• ENTRIES SHOWN:
-.-.-

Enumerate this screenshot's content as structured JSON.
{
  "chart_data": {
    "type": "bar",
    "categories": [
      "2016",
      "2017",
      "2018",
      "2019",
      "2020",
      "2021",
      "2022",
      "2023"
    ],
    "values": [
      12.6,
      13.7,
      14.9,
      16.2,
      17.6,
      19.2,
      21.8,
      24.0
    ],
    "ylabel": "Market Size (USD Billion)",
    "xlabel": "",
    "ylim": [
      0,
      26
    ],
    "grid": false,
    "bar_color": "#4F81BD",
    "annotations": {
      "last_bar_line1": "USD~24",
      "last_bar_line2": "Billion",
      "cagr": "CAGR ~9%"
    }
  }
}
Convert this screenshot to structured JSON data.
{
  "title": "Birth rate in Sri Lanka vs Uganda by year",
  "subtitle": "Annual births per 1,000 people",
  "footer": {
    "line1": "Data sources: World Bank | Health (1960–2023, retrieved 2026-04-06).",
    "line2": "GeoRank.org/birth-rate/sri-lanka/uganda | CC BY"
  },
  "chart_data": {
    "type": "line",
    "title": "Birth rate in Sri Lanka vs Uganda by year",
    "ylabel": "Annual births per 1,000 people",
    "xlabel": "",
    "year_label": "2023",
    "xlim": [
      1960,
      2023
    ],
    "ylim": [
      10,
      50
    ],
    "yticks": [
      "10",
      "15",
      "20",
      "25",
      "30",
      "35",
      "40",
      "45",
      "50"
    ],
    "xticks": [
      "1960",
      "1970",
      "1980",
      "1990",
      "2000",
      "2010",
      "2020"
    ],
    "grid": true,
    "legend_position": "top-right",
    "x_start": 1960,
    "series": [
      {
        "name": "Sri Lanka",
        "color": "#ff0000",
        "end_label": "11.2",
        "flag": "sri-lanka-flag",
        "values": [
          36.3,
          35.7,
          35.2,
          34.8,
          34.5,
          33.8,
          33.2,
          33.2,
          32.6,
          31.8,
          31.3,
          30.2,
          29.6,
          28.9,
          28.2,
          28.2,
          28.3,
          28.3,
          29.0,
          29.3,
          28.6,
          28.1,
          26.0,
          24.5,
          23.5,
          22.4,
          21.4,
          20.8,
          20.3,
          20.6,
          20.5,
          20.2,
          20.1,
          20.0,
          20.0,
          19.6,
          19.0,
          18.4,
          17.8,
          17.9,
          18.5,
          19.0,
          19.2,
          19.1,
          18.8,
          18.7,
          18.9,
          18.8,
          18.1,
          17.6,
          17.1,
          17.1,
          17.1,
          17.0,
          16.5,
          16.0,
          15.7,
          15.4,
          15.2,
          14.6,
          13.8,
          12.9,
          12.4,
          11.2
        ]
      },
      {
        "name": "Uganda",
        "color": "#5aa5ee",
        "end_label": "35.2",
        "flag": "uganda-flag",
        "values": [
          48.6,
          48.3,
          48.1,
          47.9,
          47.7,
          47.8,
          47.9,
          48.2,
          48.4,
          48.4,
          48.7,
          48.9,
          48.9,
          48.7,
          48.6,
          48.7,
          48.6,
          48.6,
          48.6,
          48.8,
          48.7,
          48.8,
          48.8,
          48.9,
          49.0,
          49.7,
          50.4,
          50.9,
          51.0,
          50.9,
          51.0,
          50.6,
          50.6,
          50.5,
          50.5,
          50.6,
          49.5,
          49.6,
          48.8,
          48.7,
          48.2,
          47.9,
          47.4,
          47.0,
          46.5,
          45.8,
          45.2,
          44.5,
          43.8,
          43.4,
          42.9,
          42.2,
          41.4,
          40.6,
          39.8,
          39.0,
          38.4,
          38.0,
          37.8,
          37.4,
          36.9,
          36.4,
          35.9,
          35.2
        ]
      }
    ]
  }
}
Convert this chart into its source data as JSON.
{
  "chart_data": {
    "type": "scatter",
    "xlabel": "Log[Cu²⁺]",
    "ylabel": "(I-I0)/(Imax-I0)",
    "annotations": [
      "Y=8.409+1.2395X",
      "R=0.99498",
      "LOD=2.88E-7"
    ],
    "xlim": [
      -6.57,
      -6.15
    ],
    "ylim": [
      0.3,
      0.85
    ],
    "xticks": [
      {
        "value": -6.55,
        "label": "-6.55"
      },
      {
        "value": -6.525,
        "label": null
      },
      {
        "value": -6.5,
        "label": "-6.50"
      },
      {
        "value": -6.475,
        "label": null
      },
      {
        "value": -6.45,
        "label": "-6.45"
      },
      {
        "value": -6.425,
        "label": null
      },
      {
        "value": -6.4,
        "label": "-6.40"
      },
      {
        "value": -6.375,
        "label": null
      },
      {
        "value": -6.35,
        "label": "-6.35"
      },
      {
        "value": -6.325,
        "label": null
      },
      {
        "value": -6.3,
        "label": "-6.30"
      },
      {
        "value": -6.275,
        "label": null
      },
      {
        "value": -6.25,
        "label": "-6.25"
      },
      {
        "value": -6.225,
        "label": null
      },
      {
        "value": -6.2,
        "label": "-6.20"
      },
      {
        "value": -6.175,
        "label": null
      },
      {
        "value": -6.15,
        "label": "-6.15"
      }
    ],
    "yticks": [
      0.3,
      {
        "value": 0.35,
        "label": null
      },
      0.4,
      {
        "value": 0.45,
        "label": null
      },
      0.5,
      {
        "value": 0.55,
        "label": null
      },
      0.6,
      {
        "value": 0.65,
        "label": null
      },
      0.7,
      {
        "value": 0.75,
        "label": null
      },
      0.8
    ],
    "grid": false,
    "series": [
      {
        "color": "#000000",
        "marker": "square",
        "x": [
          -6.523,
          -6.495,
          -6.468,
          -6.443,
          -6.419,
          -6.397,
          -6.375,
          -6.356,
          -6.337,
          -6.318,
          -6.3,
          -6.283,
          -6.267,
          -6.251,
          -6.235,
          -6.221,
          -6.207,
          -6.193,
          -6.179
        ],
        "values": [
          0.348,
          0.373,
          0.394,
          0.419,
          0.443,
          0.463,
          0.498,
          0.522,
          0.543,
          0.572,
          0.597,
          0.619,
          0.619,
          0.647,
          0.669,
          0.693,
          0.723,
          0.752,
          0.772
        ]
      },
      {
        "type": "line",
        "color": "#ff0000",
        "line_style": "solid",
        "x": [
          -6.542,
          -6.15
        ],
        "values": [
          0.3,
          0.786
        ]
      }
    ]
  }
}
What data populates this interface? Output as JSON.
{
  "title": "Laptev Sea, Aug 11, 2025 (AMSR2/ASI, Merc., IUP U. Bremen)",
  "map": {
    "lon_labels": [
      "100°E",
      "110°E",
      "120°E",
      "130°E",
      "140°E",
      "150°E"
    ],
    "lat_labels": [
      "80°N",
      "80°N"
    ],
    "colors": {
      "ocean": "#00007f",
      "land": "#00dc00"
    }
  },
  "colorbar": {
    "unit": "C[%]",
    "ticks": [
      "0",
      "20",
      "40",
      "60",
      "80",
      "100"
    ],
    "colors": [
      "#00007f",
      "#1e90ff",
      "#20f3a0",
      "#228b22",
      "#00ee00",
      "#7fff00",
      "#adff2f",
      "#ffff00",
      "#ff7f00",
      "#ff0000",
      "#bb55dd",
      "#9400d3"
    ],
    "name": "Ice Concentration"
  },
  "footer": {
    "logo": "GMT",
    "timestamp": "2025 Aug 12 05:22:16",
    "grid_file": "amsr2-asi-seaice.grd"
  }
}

-.-.-

• EXERCISE INSTRUCTIONS:
Copy every record above exactly as it appears.

• THE RESULT:
Enumerate this screenshot's content as structured JSON.
{
  "chart_data": {
    "type": "bar",
    "categories": [
      "2016",
      "2017",
      "2018",
      "2019",
      "2020",
      "2021",
      "2022",
      "2023"
    ],
    "values": [
      12.6,
      13.7,
      14.9,
      16.2,
      17.6,
      19.2,
      21.8,
      24.0
    ],
    "ylabel": "Market Size (USD Billion)",
    "xlabel": "",
    "ylim": [
      0,
      26
    ],
    "grid": false,
    "bar_color": "#4F81BD",
    "annotations": {
      "last_bar_line1": "USD~24",
      "last_bar_line2": "Billion",
      "cagr": "CAGR ~9%"
    }
  }
}
Convert this screenshot to structured JSON data.
{
  "title": "Birth rate in Sri Lanka vs Uganda by year",
  "subtitle": "Annual births per 1,000 people",
  "footer": {
    "line1": "Data sources: World Bank | Health (1960–2023, retrieved 2026-04-06).",
    "line2": "GeoRank.org/birth-rate/sri-lanka/uganda | CC BY"
  },
  "chart_data": {
    "type": "line",
    "title": "Birth rate in Sri Lanka vs Uganda by year",
    "ylabel": "Annual births per 1,000 people",
    "xlabel": "",
    "year_label": "2023",
    "xlim": [
      1960,
      2023
    ],
    "ylim": [
      10,
      50
    ],
    "yticks": [
      "10",
      "15",
      "20",
      "25",
      "30",
      "35",
      "40",
      "45",
      "50"
    ],
    "xticks": [
      "1960",
      "1970",
      "1980",
      "1990",
      "2000",
      "2010",
      "2020"
    ],
    "grid": true,
    "legend_position": "top-right",
    "x_start": 1960,
    "series": [
      {
        "name": "Sri Lanka",
        "color": "#ff0000",
        "end_label": "11.2",
        "flag": "sri-lanka-flag",
        "values": [
          36.3,
          35.7,
          35.2,
          34.8,
          34.5,
          33.8,
          33.2,
          33.2,
          32.6,
          31.8,
          31.3,
          30.2,
          29.6,
          28.9,
          28.2,
          28.2,
          28.3,
          28.3,
          29.0,
          29.3,
          28.6,
          28.1,
          26.0,
          24.5,
          23.5,
          22.4,
          21.4,
          20.8,
          20.3,
          20.6,
          20.5,
          20.2,
          20.1,
          20.0,
          20.0,
          19.6,
          19.0,
          18.4,
          17.8,
          17.9,
          18.5,
          19.0,
          19.2,
          19.1,
          18.8,
          18.7,
          18.9,
          18.8,
          18.1,
          17.6,
          17.1,
          17.1,
          17.1,
          17.0,
          16.5,
          16.0,
          15.7,
          15.4,
          15.2,
          14.6,
          13.8,
          12.9,
          12.4,
          11.2
        ]
      },
      {
        "name": "Uganda",
        "color": "#5aa5ee",
        "end_label": "35.2",
        "flag": "uganda-flag",
        "values": [
          48.6,
          48.3,
          48.1,
          47.9,
          47.7,
          47.8,
          47.9,
          48.2,
          48.4,
          48.4,
          48.7,
          48.9,
          48.9,
          48.7,
          48.6,
          48.7,
          48.6,
          48.6,
          48.6,
          48.8,
          48.7,
          48.8,
          48.8,
          48.9,
          49.0,
          49.7,
          50.4,
          50.9,
          51.0,
          50.9,
          51.0,
          50.6,
          50.6,
          50.5,
          50.5,
          50.6,
          49.5,
          49.6,
          48.8,
          48.7,
          48.2,
          47.9,
          47.4,
          47.0,
          46.5,
          45.8,
          45.2,
          44.5,
          43.8,
          43.4,
          42.9,
          42.2,
          41.4,
          40.6,
          39.8,
          39.0,
          38.4,
          38.0,
          37.8,
          37.4,
          36.9,
          36.4,
          35.9,
          35.2
        ]
      }
    ]
  }
}
Convert this chart into its source data as JSON.
{
  "chart_data": {
    "type": "scatter",
    "xlabel": "Log[Cu²⁺]",
    "ylabel": "(I-I0)/(Imax-I0)",
    "annotations": [
      "Y=8.409+1.2395X",
      "R=0.99498",
      "LOD=2.88E-7"
    ],
    "xlim": [
      -6.57,
      -6.15
    ],
    "ylim": [
      0.3,
      0.85
    ],
    "xticks": [
      {
        "value": -6.55,
        "label": "-6.55"
      },
      {
        "value": -6.525,
        "label": null
      },
      {
        "value": -6.5,
        "label": "-6.50"
      },
      {
        "value": -6.475,
        "label": null
      },
      {
        "value": -6.45,
        "label": "-6.45"
      },
      {
        "value": -6.425,
        "label": null
      },
      {
        "value": -6.4,
        "label": "-6.40"
      },
      {
        "value": -6.375,
        "label": null
      },
      {
        "value": -6.35,
        "label": "-6.35"
      },
      {
        "value": -6.325,
        "label": null
      },
      {
        "value": -6.3,
        "label": "-6.30"
      },
      {
        "value": -6.275,
        "label": null
      },
      {
        "value": -6.25,
        "label": "-6.25"
      },
      {
        "value": -6.225,
        "label": null
      },
      {
        "value": -6.2,
        "label": "-6.20"
      },
      {
        "value": -6.175,
        "label": null
      },
      {
        "value": -6.15,
        "label": "-6.15"
      }
    ],
    "yticks": [
      0.3,
      {
        "value": 0.35,
        "label": null
      },
      0.4,
      {
        "value": 0.45,
        "label": null
      },
      0.5,
      {
        "value": 0.55,
        "label": null
      },
      0.6,
      {
        "value": 0.65,
        "label": null
      },
      0.7,
      {
        "value": 0.75,
        "label": null
      },
      0.8
    ],
    "grid": false,
    "series": [
      {
        "color": "#000000",
        "marker": "square",
        "x": [
          -6.523,
          -6.495,
          -6.468,
          -6.443,
          -6.419,
          -6.397,
          -6.375,
          -6.356,
          -6.337,
          -6.318,
          -6.3,
          -6.283,
          -6.267,
          -6.251,
          -6.235,
          -6.221,
          -6.207,
          -6.193,
          -6.179
        ],
        "values": [
          0.348,
          0.373,
          0.394,
          0.419,
          0.443,
          0.463,
          0.498,
          0.522,
          0.543,
          0.572,
          0.597,
          0.619,
          0.619,
          0.647,
          0.669,
          0.693,
          0.723,
          0.752,
          0.772
        ]
      },
      {
        "type": "line",
        "color": "#ff0000",
        "line_style": "solid",
        "x": [
          -6.542,
          -6.15
        ],
        "values": [
          0.3,
          0.786
        ]
      }
    ]
  }
}
What data populates this interface? Output as JSON.
{
  "title": "Laptev Sea, Aug 11, 2025 (AMSR2/ASI, Merc., IUP U. Bremen)",
  "map": {
    "lon_labels": [
      "100°E",
      "110°E",
      "120°E",
      "130°E",
      "140°E",
      "150°E"
    ],
    "lat_labels": [
      "80°N",
      "80°N"
    ],
    "colors": {
      "ocean": "#00007f",
      "land": "#00dc00"
    }
  },
  "colorbar": {
    "unit": "C[%]",
    "ticks": [
      "0",
      "20",
      "40",
      "60",
      "80",
      "100"
    ],
    "colors": [
      "#00007f",
      "#1e90ff",
      "#20f3a0",
      "#228b22",
      "#00ee00",
      "#7fff00",
      "#adff2f",
      "#ffff00",
      "#ff7f00",
      "#ff0000",
      "#bb55dd",
      "#9400d3"
    ],
    "name": "Ice Concentration"
  },
  "footer": {
    "logo": "GMT",
    "timestamp": "2025 Aug 12 05:22:16",
    "grid_file": "amsr2-asi-seaice.grd"
  }
}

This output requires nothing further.